Depuis quelques années, je suis féministe. Je ne sais pas comment ça m’est venu, comment j’ai été sensibilisée, s’il y eut un déclic… Je pense que ça a été progressif.

Devenir féministe

Au début il y avait un dégoût de la presse féminine (j’ai quand même dû attendre quatre ans pour comprendre que si je me sentais déprimée après avoir terminé un magazine féminin, c’est qu’il y avait un souci), puis des recherches sur Internet, puis des articles de madmoiZelle, et voilà.

Aujourd’hui, je peux dire « Je suis féministe » et savoir ce que ça veut dire, savoir comment l’expliquer aux autres, comment répondre au « Ah t’es féministe, c’est chiant, j’aime pas les féministes » de ma petite soeur.

Et en même temps, j’en apprends tous les jours sur tous ces combats internes au féminisme que je connais moins : la lutte pour la reconnaissance des personnes trans, l’égalité pour tou•tes, l’écriture non genrée, le slut-shaming

La pilule rouge du féminisme

J’ai lu une fois  qu’« être féministe, c’est un job à temps plein ». Et c’est vrai ! Le machisme et le patriarcat sont omniprésents, si insidieusement présentés comme la seule voie possible.

En apprendre davantage sur les combats féministes agit comme un filtre à travers lequel je vois la réalité, que je ne peux pas enlever (et de toute façon je ne le voudrais pas). C’est un peu comme découvrir le « C » dans le logo de Carrefour (j’adore cette comparaison) : une fois qu’on l’a vu, impossible de l’ignorer.

● ENTRÉES DU CORPUS
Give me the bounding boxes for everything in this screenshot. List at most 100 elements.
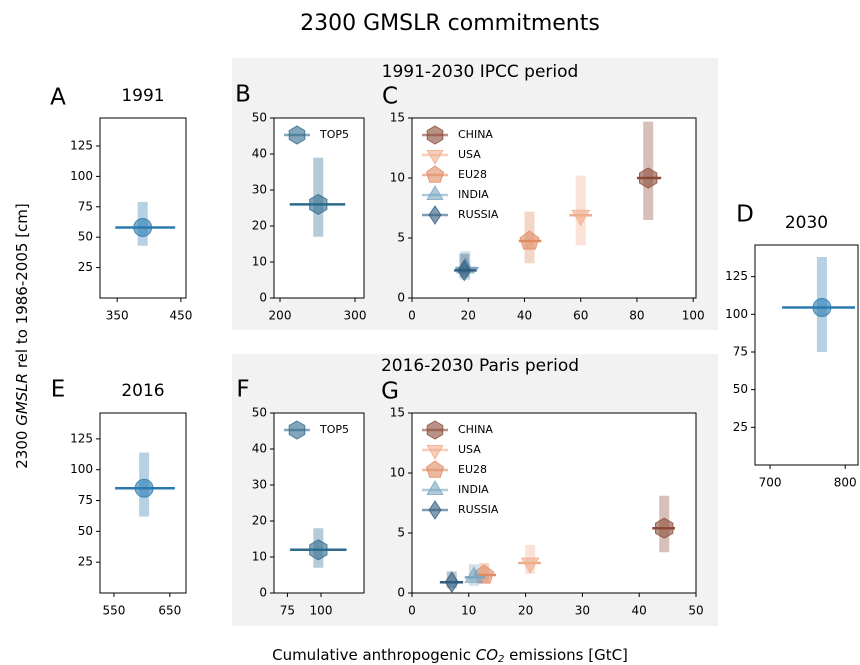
y-tick-label: 75 <box>733 344 748 358</box>
x-tick-label: 100 <box>682 309 705 323</box>
panel-letter: F <box>236 377 249 403</box>
legend-label: USA <box>458 443 481 456</box>
group-title: 1991-2030 IPCC period <box>382 62 579 82</box>
marker <box>457 259 472 282</box>
x-tick-label: 200 <box>269 309 292 323</box>
panel-letter: A <box>50 85 66 111</box>
legend-label: EU28 <box>458 463 487 476</box>
x-tick-label: 100 <box>310 604 333 618</box>
x-tick-label: 80 <box>629 309 644 323</box>
marker <box>812 298 832 318</box>
marker <box>426 125 444 145</box>
marker <box>309 193 328 215</box>
y-tick-label: 50 <box>252 111 267 125</box>
y-tick-label: 15 <box>390 406 405 420</box>
y-tick-label: 10 <box>390 171 405 185</box>
marker <box>571 209 591 227</box>
y-tick-label: 10 <box>252 255 267 269</box>
y-tick-label: 50 <box>78 230 93 244</box>
y-tick-label: 40 <box>252 147 267 161</box>
y-tick-label: 50 <box>78 524 93 538</box>
y-tick-label: 100 <box>725 307 748 321</box>
x-tick-label: 0 <box>408 604 416 618</box>
y-tick-label: 125 <box>725 269 748 283</box>
x-tick-label: 20 <box>461 309 476 323</box>
y-tick-label: 0 <box>259 586 267 600</box>
y-tick-label: 30 <box>252 183 267 197</box>
x-tick-label: 40 <box>517 309 532 323</box>
x-tick-label: 75 <box>280 604 295 618</box>
axes-frame <box>99 117 187 299</box>
legend-label: CHINA <box>458 423 493 436</box>
legend-label: CHINA <box>458 128 493 141</box>
legend-label: TOP5 <box>319 423 349 436</box>
marker <box>425 165 445 183</box>
marker <box>655 517 674 539</box>
x-tick-label: 0 <box>408 309 416 323</box>
x-tick-label: 800 <box>834 476 857 490</box>
y-tick-label: 100 <box>70 169 93 183</box>
y-tick-label: 50 <box>252 406 267 420</box>
panel-title: 2016 <box>121 381 164 401</box>
y-tick-label: 5 <box>397 231 405 245</box>
y-tick-label: 100 <box>70 462 93 476</box>
marker <box>426 480 444 495</box>
x-tick-label: 50 <box>688 604 703 618</box>
y-tick-label: 0 <box>397 291 405 305</box>
marker <box>520 557 540 575</box>
legend-label: USA <box>458 148 481 161</box>
x-tick-label: 300 <box>344 309 367 323</box>
marker <box>428 500 442 520</box>
group-title: 2016-2030 Paris period <box>381 356 579 376</box>
marker <box>444 571 459 594</box>
marker <box>288 125 306 145</box>
x-tick-label: 10 <box>461 604 476 618</box>
x-axis-label: Cumulative anthropogenic CO2 emissions [… <box>272 646 628 665</box>
x-tick-label: 550 <box>103 604 126 618</box>
panel-letter: G <box>381 379 399 405</box>
y-tick-label: 25 <box>78 555 93 569</box>
marker <box>639 167 658 189</box>
y-tick-label: 15 <box>390 111 405 125</box>
marker <box>464 566 484 583</box>
y-tick-label: 20 <box>252 514 267 528</box>
y-axis-label: 2300 GMSLR rel to 1986-2005 [cm] <box>13 203 31 469</box>
axes-frame <box>99 412 187 594</box>
y-tick-label: 25 <box>733 420 748 434</box>
legend-label: RUSSIA <box>458 503 499 516</box>
panel-letter: D <box>736 202 754 228</box>
axes-frame <box>273 412 365 594</box>
legend-label: RUSSIA <box>458 208 499 221</box>
x-tick-label: 350 <box>106 309 129 323</box>
y-tick-label: 125 <box>70 138 93 152</box>
y-tick-label: 10 <box>390 466 405 480</box>
marker <box>426 420 444 440</box>
panel-title: 1991 <box>121 86 164 106</box>
y-tick-label: 50 <box>733 382 748 396</box>
marker <box>133 217 153 237</box>
x-tick-label: 700 <box>759 476 782 490</box>
y-tick-label: 10 <box>252 550 267 564</box>
y-tick-label: 20 <box>252 219 267 233</box>
figure-title: 2300 GMSLR commitments <box>300 11 600 36</box>
x-tick-label: 450 <box>169 309 192 323</box>
x-tick-label: 30 <box>575 604 590 618</box>
y-tick-label: 0 <box>259 291 267 305</box>
legend-label: INDIA <box>458 188 489 201</box>
marker <box>428 205 442 225</box>
panel-letter: E <box>51 377 66 403</box>
panel-letter: B <box>235 82 251 108</box>
marker <box>309 539 328 561</box>
x-tick-label: 20 <box>518 604 533 618</box>
y-tick-label: 75 <box>78 493 93 507</box>
marker <box>134 478 154 498</box>
panel-title: 2030 <box>785 213 828 233</box>
legend-label: EU28 <box>458 168 487 181</box>
panel-letter: C <box>382 84 398 110</box>
marker <box>426 150 444 165</box>
axes-frame <box>411 412 697 594</box>
marker <box>288 420 306 440</box>
axes-frame <box>754 244 859 466</box>
x-tick-label: 650 <box>158 604 181 618</box>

● LISTE DES TÂCHES
1. Pouvez-vous réécrire sous forme de liste brève le paragraphe du texte sur le féminisme qui commence par « Au début il y avait un dégoût », en gardant ses faits principaux ?
2. Pouvez-vous restituer à l'identique le passage du texte sur le féminisme qui va de « Depuis quelques années, je » jusqu'à « a été progressif. » ?

● RÉPONSES AUX TÂCHES
1.
- Un dégoût de la presse féminine : il a fallu quatre ans pour comprendre que le sentiment de déprime après la lecture d'un magazine féminin signalait un souci.
- Des recherches sur Internet.
- Des articles de madmoiZelle.

2.
Depuis quelques années, je suis féministe. Je ne sais pas comment ça m’est venu, comment j’ai été sensibilisée, s’il y eut un déclic… Je pense que ça a été progressif.